Report all lines of the data below that hold the word "FITC".

··· EXERCISE INPUTS

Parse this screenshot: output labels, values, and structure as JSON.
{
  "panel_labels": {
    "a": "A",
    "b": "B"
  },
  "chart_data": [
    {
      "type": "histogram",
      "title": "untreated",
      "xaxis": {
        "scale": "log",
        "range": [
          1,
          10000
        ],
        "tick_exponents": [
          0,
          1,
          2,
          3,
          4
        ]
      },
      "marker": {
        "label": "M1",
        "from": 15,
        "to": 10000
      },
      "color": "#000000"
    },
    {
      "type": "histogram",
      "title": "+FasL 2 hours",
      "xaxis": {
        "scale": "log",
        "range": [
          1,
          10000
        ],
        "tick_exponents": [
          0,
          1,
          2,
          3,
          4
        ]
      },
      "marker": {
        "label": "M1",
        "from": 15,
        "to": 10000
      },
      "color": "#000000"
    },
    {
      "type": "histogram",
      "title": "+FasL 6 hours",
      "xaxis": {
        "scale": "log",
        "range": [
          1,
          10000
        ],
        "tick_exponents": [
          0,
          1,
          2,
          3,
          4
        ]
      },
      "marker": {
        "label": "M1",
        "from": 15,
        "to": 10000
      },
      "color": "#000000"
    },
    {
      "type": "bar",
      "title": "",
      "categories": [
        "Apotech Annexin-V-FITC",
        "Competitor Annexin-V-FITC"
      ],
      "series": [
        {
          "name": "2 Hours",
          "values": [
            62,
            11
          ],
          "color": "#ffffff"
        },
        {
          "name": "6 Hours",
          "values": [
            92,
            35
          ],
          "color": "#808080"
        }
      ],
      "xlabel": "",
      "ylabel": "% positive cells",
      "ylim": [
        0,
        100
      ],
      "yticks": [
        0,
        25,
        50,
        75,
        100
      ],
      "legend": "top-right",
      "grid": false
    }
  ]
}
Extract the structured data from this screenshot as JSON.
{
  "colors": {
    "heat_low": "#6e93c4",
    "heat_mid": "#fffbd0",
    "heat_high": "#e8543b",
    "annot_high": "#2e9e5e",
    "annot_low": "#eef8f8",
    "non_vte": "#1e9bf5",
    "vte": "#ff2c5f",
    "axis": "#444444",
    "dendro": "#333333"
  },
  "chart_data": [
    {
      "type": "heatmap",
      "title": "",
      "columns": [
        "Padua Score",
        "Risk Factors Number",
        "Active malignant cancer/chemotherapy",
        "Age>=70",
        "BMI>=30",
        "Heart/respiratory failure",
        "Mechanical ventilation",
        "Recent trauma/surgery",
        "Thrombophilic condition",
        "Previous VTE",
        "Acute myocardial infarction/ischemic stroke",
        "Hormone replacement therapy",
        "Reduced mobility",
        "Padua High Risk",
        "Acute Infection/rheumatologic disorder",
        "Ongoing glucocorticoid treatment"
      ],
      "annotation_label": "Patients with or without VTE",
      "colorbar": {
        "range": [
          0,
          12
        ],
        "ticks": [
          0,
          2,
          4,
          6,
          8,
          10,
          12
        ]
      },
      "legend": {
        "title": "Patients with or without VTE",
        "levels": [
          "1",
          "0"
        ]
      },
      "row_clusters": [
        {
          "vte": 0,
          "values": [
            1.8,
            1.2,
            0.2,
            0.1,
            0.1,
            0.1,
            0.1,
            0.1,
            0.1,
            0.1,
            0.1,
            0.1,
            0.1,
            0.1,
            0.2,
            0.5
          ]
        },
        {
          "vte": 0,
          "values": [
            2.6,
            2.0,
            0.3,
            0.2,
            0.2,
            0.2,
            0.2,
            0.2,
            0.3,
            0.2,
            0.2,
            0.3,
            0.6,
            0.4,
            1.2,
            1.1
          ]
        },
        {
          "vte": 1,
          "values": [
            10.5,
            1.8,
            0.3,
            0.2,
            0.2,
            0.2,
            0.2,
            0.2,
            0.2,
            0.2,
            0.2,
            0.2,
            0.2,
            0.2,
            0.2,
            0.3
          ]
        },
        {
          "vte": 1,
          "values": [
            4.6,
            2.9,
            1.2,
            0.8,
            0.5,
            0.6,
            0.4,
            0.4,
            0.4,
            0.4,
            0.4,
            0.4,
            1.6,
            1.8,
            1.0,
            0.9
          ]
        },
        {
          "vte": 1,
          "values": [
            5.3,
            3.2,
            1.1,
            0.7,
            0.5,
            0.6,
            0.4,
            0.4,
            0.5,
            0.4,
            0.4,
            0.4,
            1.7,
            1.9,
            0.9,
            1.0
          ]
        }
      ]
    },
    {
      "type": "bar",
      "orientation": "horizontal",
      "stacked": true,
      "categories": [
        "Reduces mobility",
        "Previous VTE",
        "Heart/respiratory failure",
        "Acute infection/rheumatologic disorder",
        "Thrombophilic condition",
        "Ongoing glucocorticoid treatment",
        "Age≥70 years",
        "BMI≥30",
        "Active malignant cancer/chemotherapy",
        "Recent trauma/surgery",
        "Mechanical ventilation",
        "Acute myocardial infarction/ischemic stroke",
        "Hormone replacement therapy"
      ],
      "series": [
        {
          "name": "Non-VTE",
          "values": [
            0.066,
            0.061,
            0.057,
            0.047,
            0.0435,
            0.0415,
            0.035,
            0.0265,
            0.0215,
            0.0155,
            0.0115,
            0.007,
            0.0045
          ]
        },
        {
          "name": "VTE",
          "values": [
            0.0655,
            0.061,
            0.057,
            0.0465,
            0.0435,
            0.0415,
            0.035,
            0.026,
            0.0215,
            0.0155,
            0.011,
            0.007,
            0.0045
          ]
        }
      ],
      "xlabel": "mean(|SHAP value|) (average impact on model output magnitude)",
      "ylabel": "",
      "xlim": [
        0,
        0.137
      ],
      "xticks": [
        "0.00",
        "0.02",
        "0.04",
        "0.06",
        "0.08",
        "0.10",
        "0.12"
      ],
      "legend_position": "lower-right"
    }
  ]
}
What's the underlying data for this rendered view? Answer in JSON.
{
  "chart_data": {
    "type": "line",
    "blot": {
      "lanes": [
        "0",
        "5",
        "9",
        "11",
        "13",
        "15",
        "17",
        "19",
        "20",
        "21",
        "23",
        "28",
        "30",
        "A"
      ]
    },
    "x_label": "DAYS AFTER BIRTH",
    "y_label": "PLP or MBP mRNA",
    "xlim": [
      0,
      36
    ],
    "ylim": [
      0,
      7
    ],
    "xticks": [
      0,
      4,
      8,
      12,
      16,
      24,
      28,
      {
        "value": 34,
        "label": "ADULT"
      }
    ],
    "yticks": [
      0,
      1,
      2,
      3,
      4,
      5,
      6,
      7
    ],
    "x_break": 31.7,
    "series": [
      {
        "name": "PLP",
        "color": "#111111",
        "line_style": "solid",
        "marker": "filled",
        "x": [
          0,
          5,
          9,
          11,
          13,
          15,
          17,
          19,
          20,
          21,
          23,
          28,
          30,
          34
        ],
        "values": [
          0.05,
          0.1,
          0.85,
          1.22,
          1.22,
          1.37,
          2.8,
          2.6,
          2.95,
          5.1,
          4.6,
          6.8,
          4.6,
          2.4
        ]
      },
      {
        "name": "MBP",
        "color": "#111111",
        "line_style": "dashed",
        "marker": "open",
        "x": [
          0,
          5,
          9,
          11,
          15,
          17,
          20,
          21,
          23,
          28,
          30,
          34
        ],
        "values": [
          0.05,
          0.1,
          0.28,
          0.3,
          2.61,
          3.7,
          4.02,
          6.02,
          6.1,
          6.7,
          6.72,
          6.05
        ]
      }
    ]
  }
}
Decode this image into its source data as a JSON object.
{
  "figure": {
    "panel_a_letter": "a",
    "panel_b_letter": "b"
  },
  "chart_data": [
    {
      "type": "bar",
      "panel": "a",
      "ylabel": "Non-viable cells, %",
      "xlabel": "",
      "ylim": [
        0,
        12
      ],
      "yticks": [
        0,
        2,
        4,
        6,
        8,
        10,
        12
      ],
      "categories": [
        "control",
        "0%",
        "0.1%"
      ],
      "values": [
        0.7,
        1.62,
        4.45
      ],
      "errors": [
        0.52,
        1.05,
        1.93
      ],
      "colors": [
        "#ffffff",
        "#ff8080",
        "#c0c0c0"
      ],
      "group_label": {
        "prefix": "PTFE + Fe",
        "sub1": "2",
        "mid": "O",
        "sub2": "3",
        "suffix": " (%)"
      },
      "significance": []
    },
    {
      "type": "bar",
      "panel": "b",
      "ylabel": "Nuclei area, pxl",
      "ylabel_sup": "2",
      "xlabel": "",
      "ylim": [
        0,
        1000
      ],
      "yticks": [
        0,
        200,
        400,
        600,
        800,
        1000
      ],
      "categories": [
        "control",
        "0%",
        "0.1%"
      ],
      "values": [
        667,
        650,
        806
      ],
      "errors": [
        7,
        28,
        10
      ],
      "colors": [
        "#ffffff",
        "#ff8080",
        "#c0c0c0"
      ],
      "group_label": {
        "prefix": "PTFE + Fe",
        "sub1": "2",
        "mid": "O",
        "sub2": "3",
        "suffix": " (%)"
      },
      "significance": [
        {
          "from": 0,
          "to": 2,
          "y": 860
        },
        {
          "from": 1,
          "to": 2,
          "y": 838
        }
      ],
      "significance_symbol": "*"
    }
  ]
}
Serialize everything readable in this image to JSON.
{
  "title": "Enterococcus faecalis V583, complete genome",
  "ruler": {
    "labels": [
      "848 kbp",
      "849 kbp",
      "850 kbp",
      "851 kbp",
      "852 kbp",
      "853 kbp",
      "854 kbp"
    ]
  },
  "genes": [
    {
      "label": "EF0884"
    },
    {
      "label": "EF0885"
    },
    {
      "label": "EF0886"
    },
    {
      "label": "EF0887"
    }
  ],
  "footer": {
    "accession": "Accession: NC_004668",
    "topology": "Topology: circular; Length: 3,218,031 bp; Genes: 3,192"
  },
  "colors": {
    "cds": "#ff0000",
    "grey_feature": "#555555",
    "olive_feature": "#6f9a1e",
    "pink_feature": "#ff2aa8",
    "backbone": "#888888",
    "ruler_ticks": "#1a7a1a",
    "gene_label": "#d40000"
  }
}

······

ANSWER SPACE:
        "Apotech Annexin-V-FITC",
        "Competitor Annexin-V-FITC"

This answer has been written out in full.